### Work to be completed:
Reproduce every record below exactly as it appears.

=-=-=-=-=

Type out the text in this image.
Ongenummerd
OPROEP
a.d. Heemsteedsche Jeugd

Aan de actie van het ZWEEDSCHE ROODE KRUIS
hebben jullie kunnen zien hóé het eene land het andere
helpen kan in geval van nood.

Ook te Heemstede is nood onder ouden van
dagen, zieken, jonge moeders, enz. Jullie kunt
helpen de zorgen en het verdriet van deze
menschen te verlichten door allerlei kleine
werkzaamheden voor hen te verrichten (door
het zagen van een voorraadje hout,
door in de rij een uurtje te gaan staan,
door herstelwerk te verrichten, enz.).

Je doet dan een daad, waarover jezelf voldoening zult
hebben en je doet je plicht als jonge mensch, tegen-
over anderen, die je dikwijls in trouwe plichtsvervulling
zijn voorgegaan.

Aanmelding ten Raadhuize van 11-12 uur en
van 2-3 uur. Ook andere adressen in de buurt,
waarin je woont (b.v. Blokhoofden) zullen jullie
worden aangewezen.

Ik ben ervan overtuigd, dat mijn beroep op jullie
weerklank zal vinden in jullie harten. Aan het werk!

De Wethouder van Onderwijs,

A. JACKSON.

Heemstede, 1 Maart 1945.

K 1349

=-=-=-=-=

### Response to this task:
Type out the text in this image.
Ongenummerd
OPROEP
a.d. Heemsteedsche Jeugd

Aan de actie van het ZWEEDSCHE ROODE KRUIS
hebben jullie kunnen zien hóé het eene land het andere
helpen kan in geval van nood.

Ook te Heemstede is nood onder ouden van
dagen, zieken, jonge moeders, enz. Jullie kunt
helpen de zorgen en het verdriet van deze
menschen te verlichten door allerlei kleine
werkzaamheden voor hen te verrichten (door
het zagen van een voorraadje hout,
door in de rij een uurtje te gaan staan,
door herstelwerk te verrichten, enz.).

Je doet dan een daad, waarover jezelf voldoening zult
hebben en je doet je plicht als jonge mensch, tegen-
over anderen, die je dikwijls in trouwe plichtsvervulling
zijn voorgegaan.

Aanmelding ten Raadhuize van 11-12 uur en
van 2-3 uur. Ook andere adressen in de buurt,
waarin je woont (b.v. Blokhoofden) zullen jullie
worden aangewezen.

Ik ben ervan overtuigd, dat mijn beroep op jullie
weerklank zal vinden in jullie harten. Aan het werk!

De Wethouder van Onderwijs,

A. JACKSON.

Heemstede, 1 Maart 1945.

K 1349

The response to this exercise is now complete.